What is being asked:
Transcribe every line, keeping it exact.

Information supplied:
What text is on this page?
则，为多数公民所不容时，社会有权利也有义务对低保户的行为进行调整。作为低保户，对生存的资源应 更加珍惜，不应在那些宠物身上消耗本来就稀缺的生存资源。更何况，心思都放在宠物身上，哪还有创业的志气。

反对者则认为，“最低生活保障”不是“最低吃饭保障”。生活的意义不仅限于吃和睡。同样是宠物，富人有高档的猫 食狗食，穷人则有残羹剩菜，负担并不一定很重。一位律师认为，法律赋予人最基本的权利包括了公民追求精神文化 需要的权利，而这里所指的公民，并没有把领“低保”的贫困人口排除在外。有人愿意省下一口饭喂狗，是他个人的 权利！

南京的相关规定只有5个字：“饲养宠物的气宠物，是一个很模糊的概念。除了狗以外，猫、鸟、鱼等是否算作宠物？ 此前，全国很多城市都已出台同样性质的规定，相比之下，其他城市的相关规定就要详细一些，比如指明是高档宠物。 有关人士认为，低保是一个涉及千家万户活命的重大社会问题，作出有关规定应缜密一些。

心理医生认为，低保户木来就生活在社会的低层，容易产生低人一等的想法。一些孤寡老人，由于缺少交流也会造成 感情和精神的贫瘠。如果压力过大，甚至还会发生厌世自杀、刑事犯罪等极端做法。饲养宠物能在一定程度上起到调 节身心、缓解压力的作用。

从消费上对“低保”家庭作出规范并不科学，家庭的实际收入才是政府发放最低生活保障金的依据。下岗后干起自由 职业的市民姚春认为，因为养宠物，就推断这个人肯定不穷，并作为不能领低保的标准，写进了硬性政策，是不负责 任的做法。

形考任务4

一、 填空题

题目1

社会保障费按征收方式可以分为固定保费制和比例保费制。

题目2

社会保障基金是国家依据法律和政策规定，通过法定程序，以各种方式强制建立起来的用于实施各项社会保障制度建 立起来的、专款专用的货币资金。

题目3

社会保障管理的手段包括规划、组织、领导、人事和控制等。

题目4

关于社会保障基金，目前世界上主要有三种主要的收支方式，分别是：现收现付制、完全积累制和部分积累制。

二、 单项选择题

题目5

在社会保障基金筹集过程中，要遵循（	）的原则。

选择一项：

Exercise answer:
What text is on this page?
则，为多数公民所不容时，社会有权利也有义务对低保户的行为进行调整。作为低保户，对生存的资源应 更加珍惜，不应在那些宠物身上消耗本来就稀缺的生存资源。更何况，心思都放在宠物身上，哪还有创业的志气。

反对者则认为，“最低生活保障”不是“最低吃饭保障”。生活的意义不仅限于吃和睡。同样是宠物，富人有高档的猫 食狗食，穷人则有残羹剩菜，负担并不一定很重。一位律师认为，法律赋予人最基本的权利包括了公民追求精神文化 需要的权利，而这里所指的公民，并没有把领“低保”的贫困人口排除在外。有人愿意省下一口饭喂狗，是他个人的 权利！

南京的相关规定只有5个字：“饲养宠物的气宠物，是一个很模糊的概念。除了狗以外，猫、鸟、鱼等是否算作宠物？ 此前，全国很多城市都已出台同样性质的规定，相比之下，其他城市的相关规定就要详细一些，比如指明是高档宠物。 有关人士认为，低保是一个涉及千家万户活命的重大社会问题，作出有关规定应缜密一些。

心理医生认为，低保户木来就生活在社会的低层，容易产生低人一等的想法。一些孤寡老人，由于缺少交流也会造成 感情和精神的贫瘠。如果压力过大，甚至还会发生厌世自杀、刑事犯罪等极端做法。饲养宠物能在一定程度上起到调 节身心、缓解压力的作用。

从消费上对“低保”家庭作出规范并不科学，家庭的实际收入才是政府发放最低生活保障金的依据。下岗后干起自由 职业的市民姚春认为，因为养宠物，就推断这个人肯定不穷，并作为不能领低保的标准，写进了硬性政策，是不负责 任的做法。

形考任务4

一、 填空题

题目1

社会保障费按征收方式可以分为固定保费制和比例保费制。

题目2

社会保障基金是国家依据法律和政策规定，通过法定程序，以各种方式强制建立起来的用于实施各项社会保障制度建 立起来的、专款专用的货币资金。

题目3

社会保障管理的手段包括规划、组织、领导、人事和控制等。

题目4

关于社会保障基金，目前世界上主要有三种主要的收支方式，分别是：现收现付制、完全积累制和部分积累制。

二、 单项选择题

题目5

在社会保障基金筹集过程中，要遵循（	）的原则。

选择一项：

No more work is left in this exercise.